— Boxed element entries —
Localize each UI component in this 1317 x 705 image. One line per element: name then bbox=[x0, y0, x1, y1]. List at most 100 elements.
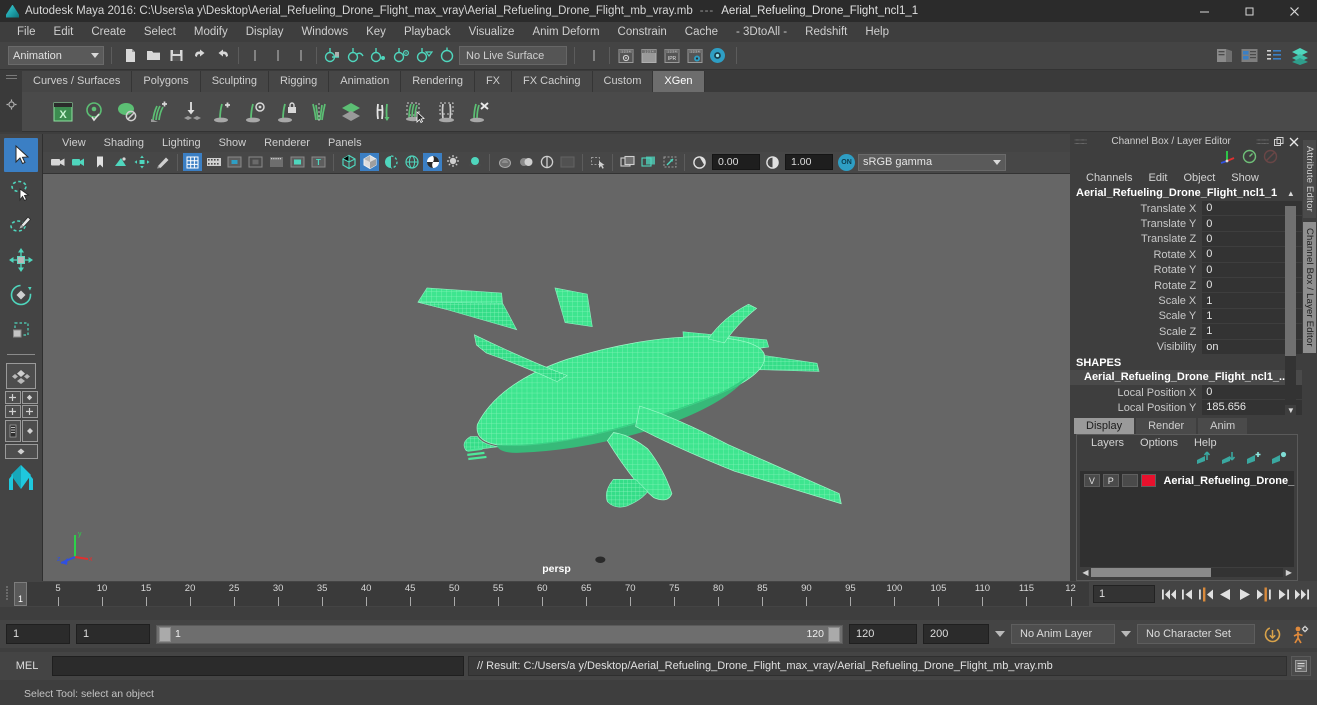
channel-row-local-position-y[interactable]: Local Position Y 185.656 bbox=[1070, 400, 1303, 416]
go-to-end-icon[interactable] bbox=[1292, 584, 1311, 604]
menu-windows[interactable]: Windows bbox=[292, 23, 357, 41]
layer-color-swatch[interactable] bbox=[1140, 474, 1157, 487]
exposure-display-icon[interactable] bbox=[288, 153, 307, 171]
menu-help[interactable]: Help bbox=[856, 23, 898, 41]
shelf-tab-xgen[interactable]: XGen bbox=[653, 71, 705, 92]
menu-file[interactable]: File bbox=[8, 23, 45, 41]
snap-to-view-plane-icon[interactable] bbox=[414, 45, 435, 66]
close-button[interactable] bbox=[1272, 0, 1317, 22]
render-view-icon[interactable]: 1 2 3 4 bbox=[615, 45, 636, 66]
menu-modify[interactable]: Modify bbox=[185, 23, 237, 41]
menu-constrain[interactable]: Constrain bbox=[609, 23, 676, 41]
channels-menu[interactable]: Channels bbox=[1078, 172, 1140, 184]
layer-list[interactable]: V P Aerial_Refueling_Drone_ ◀ ▶ bbox=[1080, 471, 1295, 578]
step-forward-frame-icon[interactable] bbox=[1254, 584, 1273, 604]
animation-start-field[interactable]: 1 bbox=[6, 624, 70, 644]
tab-render-layers[interactable]: Render bbox=[1136, 418, 1197, 434]
character-set-dropdown-arrow[interactable] bbox=[1121, 631, 1131, 637]
panel-grip-icon[interactable]: :::::::::: bbox=[1070, 137, 1090, 146]
xgen-delete-guide-icon[interactable] bbox=[464, 97, 494, 127]
snap-to-point-icon[interactable] bbox=[368, 45, 389, 66]
range-end-field[interactable]: 120 bbox=[849, 624, 917, 644]
menu-create[interactable]: Create bbox=[82, 23, 135, 41]
ipr-render-icon[interactable]: 1 2 3 4 IPR bbox=[661, 45, 682, 66]
ambient-occlusion-icon[interactable] bbox=[465, 153, 484, 171]
go-to-start-icon[interactable] bbox=[1159, 584, 1178, 604]
range-slider-track[interactable]: 1 120 bbox=[156, 624, 843, 644]
step-forward-keyframe-icon[interactable] bbox=[1273, 584, 1292, 604]
viewport-snapshot-icon[interactable] bbox=[618, 153, 637, 171]
status-bar-collapse-icon[interactable] bbox=[583, 45, 604, 66]
move-tool[interactable] bbox=[4, 243, 38, 277]
viewport-snapshot-teal-icon[interactable] bbox=[639, 153, 658, 171]
wireframe-shading-icon[interactable] bbox=[339, 153, 358, 171]
shelf-tab-rendering[interactable]: Rendering bbox=[401, 71, 475, 92]
character-set-selector[interactable]: No Character Set bbox=[1137, 624, 1255, 644]
move-layer-down-icon[interactable] bbox=[1221, 451, 1237, 469]
range-end-handle[interactable] bbox=[828, 626, 840, 642]
channel-row-rotate-x[interactable]: Rotate X 0 bbox=[1070, 247, 1303, 263]
exposure-field[interactable]: 0.00 bbox=[712, 154, 760, 171]
scroll-track[interactable] bbox=[1091, 568, 1284, 577]
auto-keyframe-icon[interactable] bbox=[1261, 623, 1283, 645]
channel-box-attribute-list[interactable]: Aerial_Refueling_Drone_Flight_ncl1_1 Tra… bbox=[1070, 186, 1303, 417]
undo-icon[interactable] bbox=[189, 45, 210, 66]
channel-box-scroll-thumb[interactable] bbox=[1285, 206, 1297, 356]
time-slider[interactable]: 1 5 10 15 20 25 30 35 40 45 50 55 60 65 70 75 80 85 90 95 1… bbox=[14, 582, 1089, 606]
scroll-thumb[interactable] bbox=[1091, 568, 1211, 577]
single-pane-layout[interactable] bbox=[4, 363, 38, 389]
mel-command-input[interactable] bbox=[52, 656, 464, 676]
channel-row-rotate-z[interactable]: Rotate Z 0 bbox=[1070, 277, 1303, 294]
gamma-toggle-icon[interactable] bbox=[763, 153, 782, 171]
hypershade-icon[interactable] bbox=[707, 45, 728, 66]
layer-playback-toggle[interactable]: P bbox=[1102, 474, 1119, 487]
menu-select[interactable]: Select bbox=[135, 23, 185, 41]
persp-graph-layout[interactable] bbox=[4, 444, 38, 459]
xgen-place-guide-icon[interactable] bbox=[176, 97, 206, 127]
snap-to-curve-icon[interactable] bbox=[345, 45, 366, 66]
channel-row-rotate-y[interactable]: Rotate Y 0 bbox=[1070, 262, 1303, 278]
snap-to-projected-center-icon[interactable] bbox=[391, 45, 412, 66]
film-gate-icon[interactable] bbox=[204, 153, 223, 171]
xray-joints-icon[interactable] bbox=[516, 153, 535, 171]
isolate-select-icon[interactable] bbox=[588, 153, 607, 171]
shelf-tab-polygons[interactable]: Polygons bbox=[132, 71, 201, 92]
menu-cache[interactable]: Cache bbox=[676, 23, 727, 41]
viewport-menu-lighting[interactable]: Lighting bbox=[153, 136, 210, 150]
sidebar-layer-editor-icon[interactable] bbox=[1289, 45, 1310, 66]
xgen-layers-icon[interactable] bbox=[336, 97, 366, 127]
xray-active-components-icon[interactable] bbox=[537, 153, 556, 171]
animation-end-field[interactable]: 200 bbox=[923, 624, 989, 644]
shelf-tab-animation[interactable]: Animation bbox=[329, 71, 402, 92]
range-start-handle[interactable] bbox=[159, 626, 171, 642]
sidebar-attribute-editor-icon[interactable] bbox=[1214, 45, 1235, 66]
shelf-options-icon[interactable] bbox=[6, 97, 17, 115]
channel-box-scroll-down-arrow[interactable]: ▼ bbox=[1285, 405, 1297, 416]
speed-meter-icon[interactable] bbox=[1242, 149, 1257, 169]
layer-list-horizontal-scrollbar[interactable]: ◀ ▶ bbox=[1080, 567, 1295, 578]
viewport-menu-view[interactable]: View bbox=[53, 136, 95, 150]
manipulator-axes-icon[interactable] bbox=[1219, 149, 1236, 169]
texture-display-icon[interactable] bbox=[402, 153, 421, 171]
grease-pencil-icon[interactable] bbox=[153, 153, 172, 171]
current-time-indicator[interactable]: 1 bbox=[14, 582, 27, 606]
mel-label[interactable]: MEL bbox=[6, 660, 48, 672]
move-layer-up-icon[interactable] bbox=[1196, 451, 1212, 469]
render-settings-icon[interactable]: 1 2 3 4 bbox=[684, 45, 705, 66]
play-forwards-icon[interactable] bbox=[1235, 584, 1254, 604]
shelf-tab-rigging[interactable]: Rigging bbox=[268, 71, 330, 92]
shape-node-name[interactable]: Aerial_Refueling_Drone_Flight_ncl1_... bbox=[1070, 369, 1303, 385]
select-by-object-icon[interactable] bbox=[267, 45, 288, 66]
exposure-toggle-icon[interactable] bbox=[690, 153, 709, 171]
animation-preferences-icon[interactable] bbox=[1289, 623, 1311, 645]
live-surface-field[interactable]: No Live Surface bbox=[459, 46, 567, 65]
render-current-frame-icon[interactable]: 1 2 3 4 bbox=[638, 45, 659, 66]
save-scene-icon[interactable] bbox=[166, 45, 187, 66]
panel-grip-icon-right[interactable]: :::::::::: bbox=[1252, 137, 1272, 146]
persp-outliner-layout[interactable] bbox=[4, 420, 38, 442]
xgen-preview-icon[interactable] bbox=[80, 97, 110, 127]
shade-wireframe-icon[interactable] bbox=[381, 153, 400, 171]
menu-redshift[interactable]: Redshift bbox=[796, 23, 856, 41]
snap-to-grid-icon[interactable] bbox=[322, 45, 343, 66]
two-d-pan-zoom-icon[interactable] bbox=[132, 153, 151, 171]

— Job —
Reproduce the items from the line containing "channel-row-local-position-y[interactable]: Local Position" through the line containing "137, 1090, 146]" verbatim.

— Task response —
channel-row-local-position-y[interactable]: Local Position Y 185.656 bbox=[1070, 400, 1303, 416]
go-to-end-icon[interactable] bbox=[1292, 584, 1311, 604]
menu-windows[interactable]: Windows bbox=[292, 23, 357, 41]
layer-color-swatch[interactable] bbox=[1140, 474, 1157, 487]
exposure-display-icon[interactable] bbox=[288, 153, 307, 171]
menu-help[interactable]: Help bbox=[856, 23, 898, 41]
shelf-tab-xgen[interactable]: XGen bbox=[653, 71, 705, 92]
menu-file[interactable]: File bbox=[8, 23, 45, 41]
snap-to-view-plane-icon[interactable] bbox=[414, 45, 435, 66]
close-button[interactable] bbox=[1272, 0, 1317, 22]
render-view-icon[interactable]: 1 2 3 4 bbox=[615, 45, 636, 66]
menu-modify[interactable]: Modify bbox=[185, 23, 237, 41]
menu-constrain[interactable]: Constrain bbox=[609, 23, 676, 41]
channels-menu[interactable]: Channels bbox=[1078, 172, 1140, 184]
layer-list[interactable]: V P Aerial_Refueling_Drone_ ◀ ▶ bbox=[1080, 471, 1295, 578]
step-forward-frame-icon[interactable] bbox=[1254, 584, 1273, 604]
animation-start-field[interactable]: 1 bbox=[6, 624, 70, 644]
tab-render-layers[interactable]: Render bbox=[1136, 418, 1197, 434]
character-set-dropdown-arrow[interactable] bbox=[1121, 631, 1131, 637]
panel-grip-icon[interactable]: :::::::::: bbox=[1070, 137, 1090, 146]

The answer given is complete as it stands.